All the data should come back exactly as it was given.

----- Records shown

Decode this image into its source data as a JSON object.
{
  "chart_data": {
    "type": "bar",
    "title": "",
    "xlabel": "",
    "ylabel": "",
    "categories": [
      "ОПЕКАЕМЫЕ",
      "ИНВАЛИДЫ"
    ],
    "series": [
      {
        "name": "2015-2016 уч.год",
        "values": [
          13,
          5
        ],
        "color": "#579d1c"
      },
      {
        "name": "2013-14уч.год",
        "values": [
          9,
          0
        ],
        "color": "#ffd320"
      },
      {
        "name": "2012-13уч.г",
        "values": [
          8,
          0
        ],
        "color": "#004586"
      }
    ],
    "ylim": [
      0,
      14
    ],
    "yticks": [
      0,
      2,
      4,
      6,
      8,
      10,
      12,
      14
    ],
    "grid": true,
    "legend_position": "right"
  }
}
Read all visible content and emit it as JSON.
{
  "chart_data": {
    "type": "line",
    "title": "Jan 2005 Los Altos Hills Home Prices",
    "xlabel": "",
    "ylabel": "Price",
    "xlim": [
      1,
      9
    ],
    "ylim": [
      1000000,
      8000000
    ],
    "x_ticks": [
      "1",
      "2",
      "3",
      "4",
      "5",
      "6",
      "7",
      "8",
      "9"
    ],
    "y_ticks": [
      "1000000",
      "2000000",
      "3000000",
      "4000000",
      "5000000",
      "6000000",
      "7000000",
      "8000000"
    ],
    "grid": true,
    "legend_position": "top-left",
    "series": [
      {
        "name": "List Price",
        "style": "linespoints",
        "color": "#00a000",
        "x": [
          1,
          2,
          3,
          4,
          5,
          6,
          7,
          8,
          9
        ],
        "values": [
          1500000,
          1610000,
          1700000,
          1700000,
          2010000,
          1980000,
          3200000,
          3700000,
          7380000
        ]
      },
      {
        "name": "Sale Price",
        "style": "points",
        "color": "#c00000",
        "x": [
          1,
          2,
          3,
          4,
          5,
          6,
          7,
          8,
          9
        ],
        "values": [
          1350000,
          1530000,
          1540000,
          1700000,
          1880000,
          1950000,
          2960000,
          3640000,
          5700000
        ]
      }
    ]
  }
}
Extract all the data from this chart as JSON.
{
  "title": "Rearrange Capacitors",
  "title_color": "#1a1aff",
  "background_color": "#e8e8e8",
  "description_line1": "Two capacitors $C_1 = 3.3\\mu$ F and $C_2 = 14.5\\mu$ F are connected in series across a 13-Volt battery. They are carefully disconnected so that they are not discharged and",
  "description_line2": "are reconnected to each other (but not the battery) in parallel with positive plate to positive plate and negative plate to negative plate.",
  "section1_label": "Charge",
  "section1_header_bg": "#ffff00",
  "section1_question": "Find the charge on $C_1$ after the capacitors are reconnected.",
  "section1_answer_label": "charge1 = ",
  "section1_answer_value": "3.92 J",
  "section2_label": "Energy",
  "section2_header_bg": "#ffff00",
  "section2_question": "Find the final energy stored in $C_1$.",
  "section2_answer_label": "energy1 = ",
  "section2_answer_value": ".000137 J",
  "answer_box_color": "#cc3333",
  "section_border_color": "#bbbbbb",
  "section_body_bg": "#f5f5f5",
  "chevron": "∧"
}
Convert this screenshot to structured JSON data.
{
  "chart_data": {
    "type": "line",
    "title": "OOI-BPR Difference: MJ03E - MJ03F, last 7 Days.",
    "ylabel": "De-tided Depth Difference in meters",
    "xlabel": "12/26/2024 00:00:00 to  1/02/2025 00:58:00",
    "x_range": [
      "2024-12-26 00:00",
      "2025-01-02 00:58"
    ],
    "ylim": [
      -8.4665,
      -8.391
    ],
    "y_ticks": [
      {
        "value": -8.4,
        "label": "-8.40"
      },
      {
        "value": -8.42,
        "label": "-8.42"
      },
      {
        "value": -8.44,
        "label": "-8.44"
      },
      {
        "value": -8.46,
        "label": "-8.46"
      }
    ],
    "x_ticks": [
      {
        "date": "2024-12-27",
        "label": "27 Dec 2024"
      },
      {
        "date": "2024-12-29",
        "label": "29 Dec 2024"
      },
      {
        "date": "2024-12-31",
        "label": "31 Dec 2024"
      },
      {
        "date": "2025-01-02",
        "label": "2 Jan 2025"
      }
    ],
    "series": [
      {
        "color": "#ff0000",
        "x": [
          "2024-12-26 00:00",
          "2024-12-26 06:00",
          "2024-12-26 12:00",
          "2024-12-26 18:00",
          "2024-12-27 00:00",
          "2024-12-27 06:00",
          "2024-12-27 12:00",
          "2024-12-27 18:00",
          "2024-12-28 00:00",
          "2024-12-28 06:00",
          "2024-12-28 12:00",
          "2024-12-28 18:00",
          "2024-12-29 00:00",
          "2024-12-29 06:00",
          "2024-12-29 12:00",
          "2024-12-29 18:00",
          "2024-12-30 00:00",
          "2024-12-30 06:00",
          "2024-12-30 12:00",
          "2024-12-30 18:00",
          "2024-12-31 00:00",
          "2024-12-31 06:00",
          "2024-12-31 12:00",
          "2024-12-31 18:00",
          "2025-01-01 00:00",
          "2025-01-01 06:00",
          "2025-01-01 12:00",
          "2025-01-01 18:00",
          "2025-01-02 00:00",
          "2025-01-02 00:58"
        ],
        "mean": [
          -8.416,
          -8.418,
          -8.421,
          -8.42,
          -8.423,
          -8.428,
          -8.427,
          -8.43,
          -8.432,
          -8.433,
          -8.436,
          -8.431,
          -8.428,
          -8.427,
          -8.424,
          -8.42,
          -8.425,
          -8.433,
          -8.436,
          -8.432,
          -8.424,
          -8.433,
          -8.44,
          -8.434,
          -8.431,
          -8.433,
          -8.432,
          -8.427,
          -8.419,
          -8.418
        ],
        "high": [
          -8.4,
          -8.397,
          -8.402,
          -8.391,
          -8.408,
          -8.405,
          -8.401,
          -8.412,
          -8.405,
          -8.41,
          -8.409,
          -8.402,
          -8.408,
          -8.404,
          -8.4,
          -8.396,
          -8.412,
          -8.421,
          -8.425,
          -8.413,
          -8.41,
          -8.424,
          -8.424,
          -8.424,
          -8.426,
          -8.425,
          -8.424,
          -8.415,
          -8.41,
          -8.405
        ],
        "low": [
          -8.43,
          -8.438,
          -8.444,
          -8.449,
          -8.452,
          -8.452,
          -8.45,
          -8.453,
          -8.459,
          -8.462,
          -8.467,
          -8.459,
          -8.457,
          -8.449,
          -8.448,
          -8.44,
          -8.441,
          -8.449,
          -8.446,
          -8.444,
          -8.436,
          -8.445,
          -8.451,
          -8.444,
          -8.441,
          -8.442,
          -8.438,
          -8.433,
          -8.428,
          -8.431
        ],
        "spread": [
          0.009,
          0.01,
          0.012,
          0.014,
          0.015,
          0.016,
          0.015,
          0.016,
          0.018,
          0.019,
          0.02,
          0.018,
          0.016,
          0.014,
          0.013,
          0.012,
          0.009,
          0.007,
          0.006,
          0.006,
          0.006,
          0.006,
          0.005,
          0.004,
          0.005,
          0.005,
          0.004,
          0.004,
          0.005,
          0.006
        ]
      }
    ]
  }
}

----------

Exercise output –
Decode this image into its source data as a JSON object.
{
  "chart_data": {
    "type": "bar",
    "title": "",
    "xlabel": "",
    "ylabel": "",
    "categories": [
      "ОПЕКАЕМЫЕ",
      "ИНВАЛИДЫ"
    ],
    "series": [
      {
        "name": "2015-2016 уч.год",
        "values": [
          13,
          5
        ],
        "color": "#579d1c"
      },
      {
        "name": "2013-14уч.год",
        "values": [
          9,
          0
        ],
        "color": "#ffd320"
      },
      {
        "name": "2012-13уч.г",
        "values": [
          8,
          0
        ],
        "color": "#004586"
      }
    ],
    "ylim": [
      0,
      14
    ],
    "yticks": [
      0,
      2,
      4,
      6,
      8,
      10,
      12,
      14
    ],
    "grid": true,
    "legend_position": "right"
  }
}
Read all visible content and emit it as JSON.
{
  "chart_data": {
    "type": "line",
    "title": "Jan 2005 Los Altos Hills Home Prices",
    "xlabel": "",
    "ylabel": "Price",
    "xlim": [
      1,
      9
    ],
    "ylim": [
      1000000,
      8000000
    ],
    "x_ticks": [
      "1",
      "2",
      "3",
      "4",
      "5",
      "6",
      "7",
      "8",
      "9"
    ],
    "y_ticks": [
      "1000000",
      "2000000",
      "3000000",
      "4000000",
      "5000000",
      "6000000",
      "7000000",
      "8000000"
    ],
    "grid": true,
    "legend_position": "top-left",
    "series": [
      {
        "name": "List Price",
        "style": "linespoints",
        "color": "#00a000",
        "x": [
          1,
          2,
          3,
          4,
          5,
          6,
          7,
          8,
          9
        ],
        "values": [
          1500000,
          1610000,
          1700000,
          1700000,
          2010000,
          1980000,
          3200000,
          3700000,
          7380000
        ]
      },
      {
        "name": "Sale Price",
        "style": "points",
        "color": "#c00000",
        "x": [
          1,
          2,
          3,
          4,
          5,
          6,
          7,
          8,
          9
        ],
        "values": [
          1350000,
          1530000,
          1540000,
          1700000,
          1880000,
          1950000,
          2960000,
          3640000,
          5700000
        ]
      }
    ]
  }
}
Extract all the data from this chart as JSON.
{
  "title": "Rearrange Capacitors",
  "title_color": "#1a1aff",
  "background_color": "#e8e8e8",
  "description_line1": "Two capacitors $C_1 = 3.3\\mu$ F and $C_2 = 14.5\\mu$ F are connected in series across a 13-Volt battery. They are carefully disconnected so that they are not discharged and",
  "description_line2": "are reconnected to each other (but not the battery) in parallel with positive plate to positive plate and negative plate to negative plate.",
  "section1_label": "Charge",
  "section1_header_bg": "#ffff00",
  "section1_question": "Find the charge on $C_1$ after the capacitors are reconnected.",
  "section1_answer_label": "charge1 = ",
  "section1_answer_value": "3.92 J",
  "section2_label": "Energy",
  "section2_header_bg": "#ffff00",
  "section2_question": "Find the final energy stored in $C_1$.",
  "section2_answer_label": "energy1 = ",
  "section2_answer_value": ".000137 J",
  "answer_box_color": "#cc3333",
  "section_border_color": "#bbbbbb",
  "section_body_bg": "#f5f5f5",
  "chevron": "∧"
}
Convert this screenshot to structured JSON data.
{
  "chart_data": {
    "type": "line",
    "title": "OOI-BPR Difference: MJ03E - MJ03F, last 7 Days.",
    "ylabel": "De-tided Depth Difference in meters",
    "xlabel": "12/26/2024 00:00:00 to  1/02/2025 00:58:00",
    "x_range": [
      "2024-12-26 00:00",
      "2025-01-02 00:58"
    ],
    "ylim": [
      -8.4665,
      -8.391
    ],
    "y_ticks": [
      {
        "value": -8.4,
        "label": "-8.40"
      },
      {
        "value": -8.42,
        "label": "-8.42"
      },
      {
        "value": -8.44,
        "label": "-8.44"
      },
      {
        "value": -8.46,
        "label": "-8.46"
      }
    ],
    "x_ticks": [
      {
        "date": "2024-12-27",
        "label": "27 Dec 2024"
      },
      {
        "date": "2024-12-29",
        "label": "29 Dec 2024"
      },
      {
        "date": "2024-12-31",
        "label": "31 Dec 2024"
      },
      {
        "date": "2025-01-02",
        "label": "2 Jan 2025"
      }
    ],
    "series": [
      {
        "color": "#ff0000",
        "x": [
          "2024-12-26 00:00",
          "2024-12-26 06:00",
          "2024-12-26 12:00",
          "2024-12-26 18:00",
          "2024-12-27 00:00",
          "2024-12-27 06:00",
          "2024-12-27 12:00",
          "2024-12-27 18:00",
          "2024-12-28 00:00",
          "2024-12-28 06:00",
          "2024-12-28 12:00",
          "2024-12-28 18:00",
          "2024-12-29 00:00",
          "2024-12-29 06:00",
          "2024-12-29 12:00",
          "2024-12-29 18:00",
          "2024-12-30 00:00",
          "2024-12-30 06:00",
          "2024-12-30 12:00",
          "2024-12-30 18:00",
          "2024-12-31 00:00",
          "2024-12-31 06:00",
          "2024-12-31 12:00",
          "2024-12-31 18:00",
          "2025-01-01 00:00",
          "2025-01-01 06:00",
          "2025-01-01 12:00",
          "2025-01-01 18:00",
          "2025-01-02 00:00",
          "2025-01-02 00:58"
        ],
        "mean": [
          -8.416,
          -8.418,
          -8.421,
          -8.42,
          -8.423,
          -8.428,
          -8.427,
          -8.43,
          -8.432,
          -8.433,
          -8.436,
          -8.431,
          -8.428,
          -8.427,
          -8.424,
          -8.42,
          -8.425,
          -8.433,
          -8.436,
          -8.432,
          -8.424,
          -8.433,
          -8.44,
          -8.434,
          -8.431,
          -8.433,
          -8.432,
          -8.427,
          -8.419,
          -8.418
        ],
        "high": [
          -8.4,
          -8.397,
          -8.402,
          -8.391,
          -8.408,
          -8.405,
          -8.401,
          -8.412,
          -8.405,
          -8.41,
          -8.409,
          -8.402,
          -8.408,
          -8.404,
          -8.4,
          -8.396,
          -8.412,
          -8.421,
          -8.425,
          -8.413,
          -8.41,
          -8.424,
          -8.424,
          -8.424,
          -8.426,
          -8.425,
          -8.424,
          -8.415,
          -8.41,
          -8.405
        ],
        "low": [
          -8.43,
          -8.438,
          -8.444,
          -8.449,
          -8.452,
          -8.452,
          -8.45,
          -8.453,
          -8.459,
          -8.462,
          -8.467,
          -8.459,
          -8.457,
          -8.449,
          -8.448,
          -8.44,
          -8.441,
          -8.449,
          -8.446,
          -8.444,
          -8.436,
          -8.445,
          -8.451,
          -8.444,
          -8.441,
          -8.442,
          -8.438,
          -8.433,
          -8.428,
          -8.431
        ],
        "spread": [
          0.009,
          0.01,
          0.012,
          0.014,
          0.015,
          0.016,
          0.015,
          0.016,
          0.018,
          0.019,
          0.02,
          0.018,
          0.016,
          0.014,
          0.013,
          0.012,
          0.009,
          0.007,
          0.006,
          0.006,
          0.006,
          0.006,
          0.005,
          0.004,
          0.005,
          0.005,
          0.004,
          0.004,
          0.005,
          0.006
        ]
      }
    ]
  }
}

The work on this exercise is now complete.